### TASK STATEMENT:
Output every entry exactly as written, skipping any pictures.

### TASK MATERIAL:

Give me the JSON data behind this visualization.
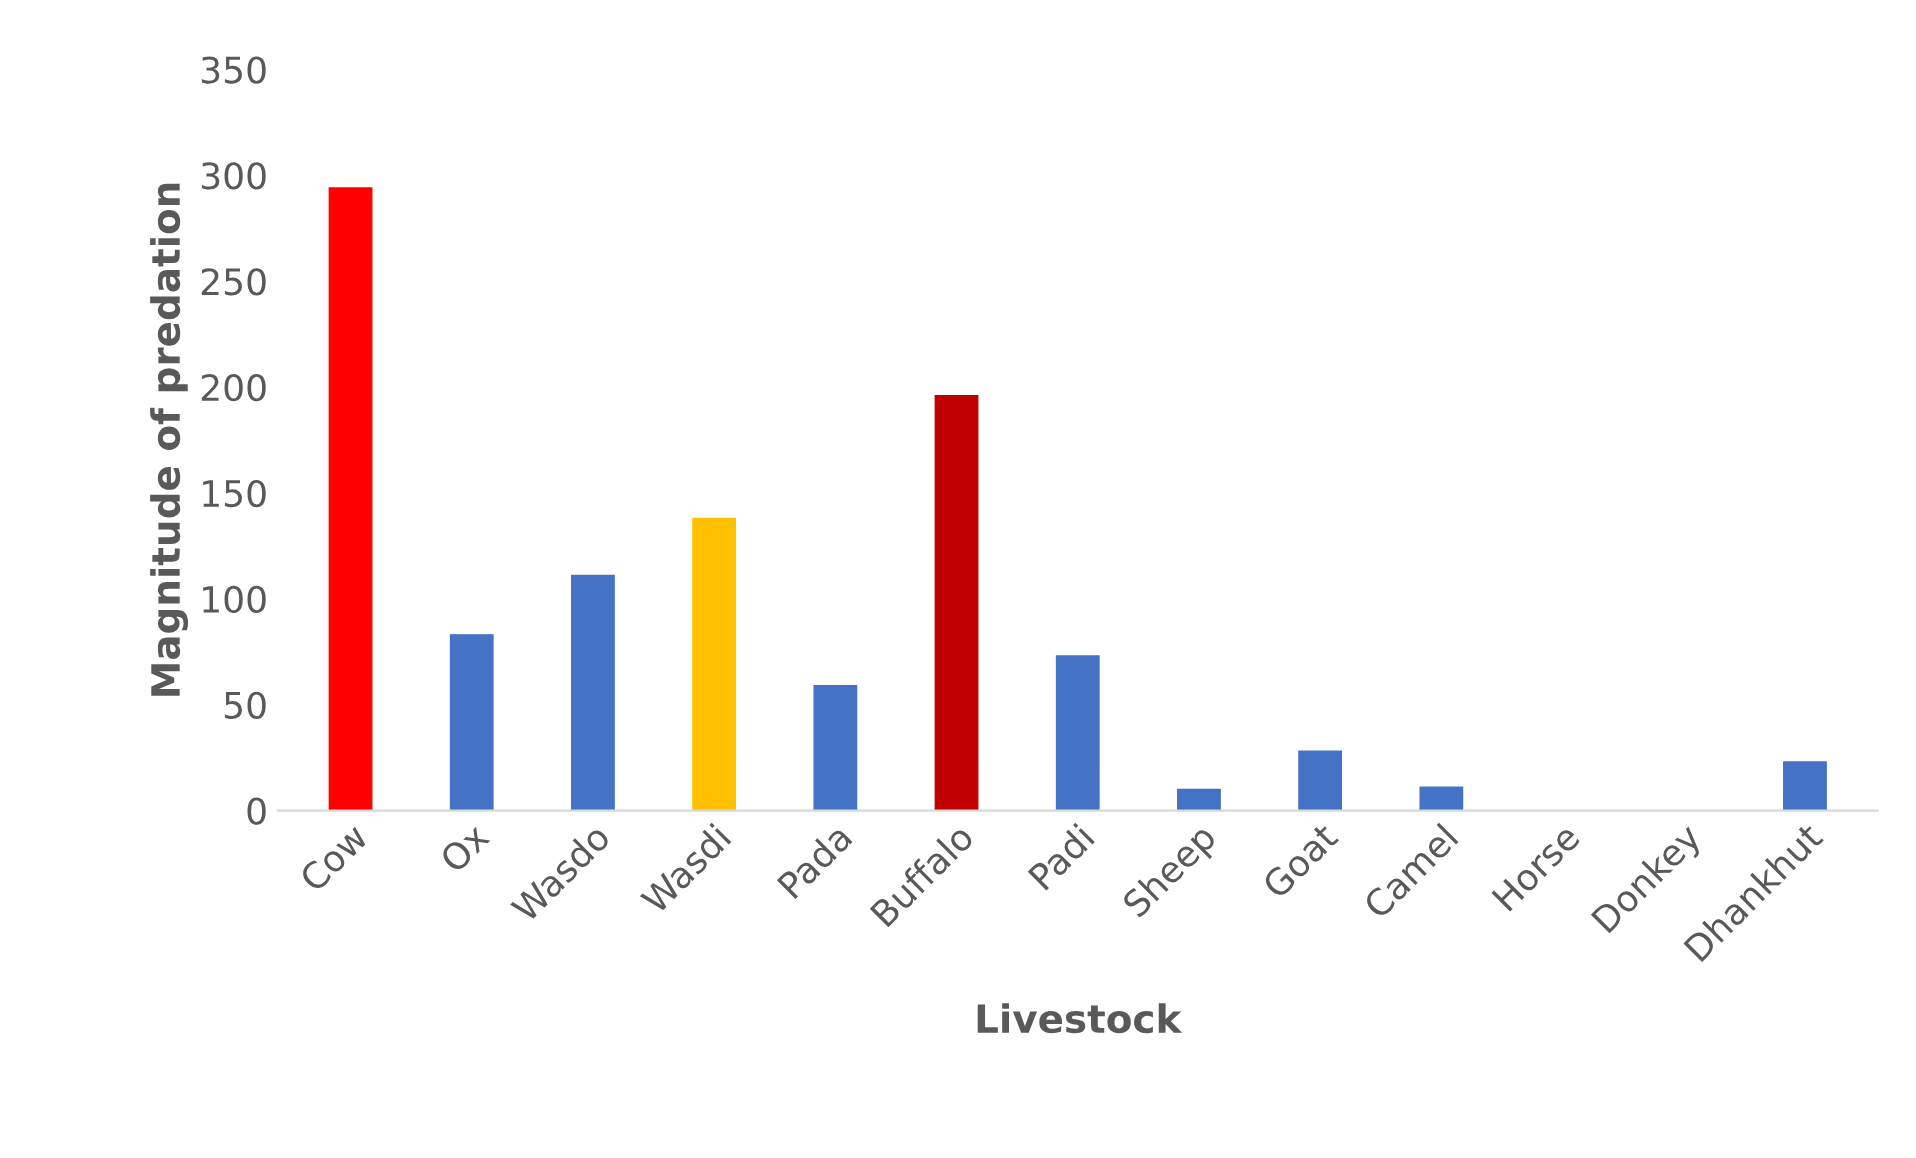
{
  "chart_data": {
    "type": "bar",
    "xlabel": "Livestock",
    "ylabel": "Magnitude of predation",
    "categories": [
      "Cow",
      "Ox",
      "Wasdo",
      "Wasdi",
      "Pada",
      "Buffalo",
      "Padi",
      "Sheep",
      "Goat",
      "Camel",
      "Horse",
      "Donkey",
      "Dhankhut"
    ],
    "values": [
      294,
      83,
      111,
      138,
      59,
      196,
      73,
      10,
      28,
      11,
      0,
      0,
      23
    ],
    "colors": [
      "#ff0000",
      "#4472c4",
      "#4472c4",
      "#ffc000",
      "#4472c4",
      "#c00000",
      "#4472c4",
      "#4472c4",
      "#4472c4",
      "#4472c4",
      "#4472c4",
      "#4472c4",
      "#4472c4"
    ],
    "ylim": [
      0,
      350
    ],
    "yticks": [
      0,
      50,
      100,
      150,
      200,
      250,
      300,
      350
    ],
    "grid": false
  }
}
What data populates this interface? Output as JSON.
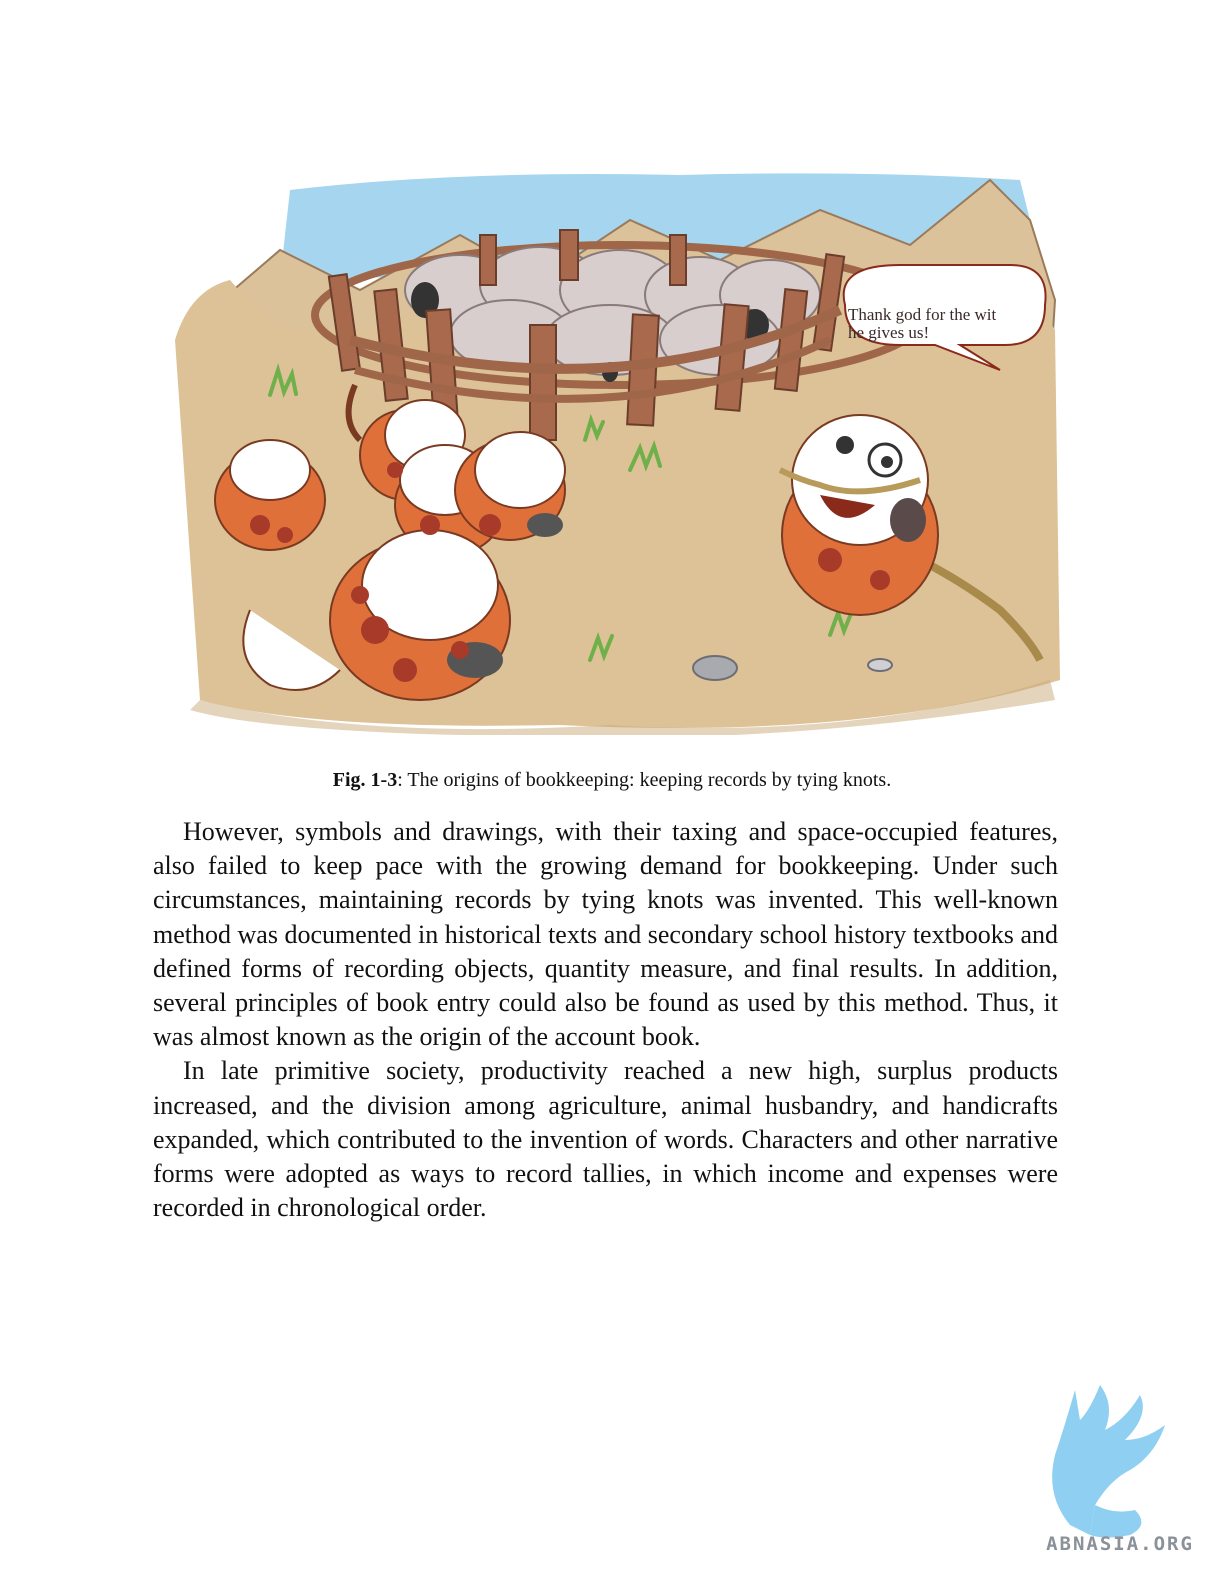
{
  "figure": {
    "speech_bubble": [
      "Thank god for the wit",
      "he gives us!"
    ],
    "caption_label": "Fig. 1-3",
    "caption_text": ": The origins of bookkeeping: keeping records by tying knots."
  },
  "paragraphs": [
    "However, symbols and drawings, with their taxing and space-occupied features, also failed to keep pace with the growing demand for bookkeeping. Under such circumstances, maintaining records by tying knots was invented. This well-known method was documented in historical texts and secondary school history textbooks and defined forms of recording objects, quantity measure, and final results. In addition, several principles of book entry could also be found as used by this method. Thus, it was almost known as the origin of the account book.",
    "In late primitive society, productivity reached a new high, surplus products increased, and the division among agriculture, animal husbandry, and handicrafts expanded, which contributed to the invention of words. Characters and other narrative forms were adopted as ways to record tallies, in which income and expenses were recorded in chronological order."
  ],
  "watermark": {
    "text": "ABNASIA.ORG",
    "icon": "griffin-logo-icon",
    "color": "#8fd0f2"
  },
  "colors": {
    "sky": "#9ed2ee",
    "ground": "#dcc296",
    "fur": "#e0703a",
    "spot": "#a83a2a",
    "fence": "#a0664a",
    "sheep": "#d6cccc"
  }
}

### CORRECT ANSWER:
Give me the JSON data behind this visualization.
{
  "chart_data": {
    "type": "bar",
    "xlabel": "Livestock",
    "ylabel": "Magnitude of predation",
    "categories": [
      "Cow",
      "Ox",
      "Wasdo",
      "Wasdi",
      "Pada",
      "Buffalo",
      "Padi",
      "Sheep",
      "Goat",
      "Camel",
      "Horse",
      "Donkey",
      "Dhankhut"
    ],
    "values": [
      294,
      83,
      111,
      138,
      59,
      196,
      73,
      10,
      28,
      11,
      0,
      0,
      23
    ],
    "colors": [
      "#ff0000",
      "#4472c4",
      "#4472c4",
      "#ffc000",
      "#4472c4",
      "#c00000",
      "#4472c4",
      "#4472c4",
      "#4472c4",
      "#4472c4",
      "#4472c4",
      "#4472c4",
      "#4472c4"
    ],
    "ylim": [
      0,
      350
    ],
    "yticks": [
      0,
      50,
      100,
      150,
      200,
      250,
      300,
      350
    ],
    "grid": false
  }
}
What data populates this interface? Output as JSON.
{
  "figure": {
    "speech_bubble": [
      "Thank god for the wit",
      "he gives us!"
    ],
    "caption_label": "Fig. 1-3",
    "caption_text": ": The origins of bookkeeping: keeping records by tying knots."
  },
  "paragraphs": [
    "However, symbols and drawings, with their taxing and space-occupied features, also failed to keep pace with the growing demand for bookkeeping. Under such circumstances, maintaining records by tying knots was invented. This well-known method was documented in historical texts and secondary school history textbooks and defined forms of recording objects, quantity measure, and final results. In addition, several principles of book entry could also be found as used by this method. Thus, it was almost known as the origin of the account book.",
    "In late primitive society, productivity reached a new high, surplus products increased, and the division among agriculture, animal husbandry, and handicrafts expanded, which contributed to the invention of words. Characters and other narrative forms were adopted as ways to record tallies, in which income and expenses were recorded in chronological order."
  ],
  "watermark": {
    "text": "ABNASIA.ORG",
    "icon": "griffin-logo-icon",
    "color": "#8fd0f2"
  },
  "colors": {
    "sky": "#9ed2ee",
    "ground": "#dcc296",
    "fur": "#e0703a",
    "spot": "#a83a2a",
    "fence": "#a0664a",
    "sheep": "#d6cccc"
  }
}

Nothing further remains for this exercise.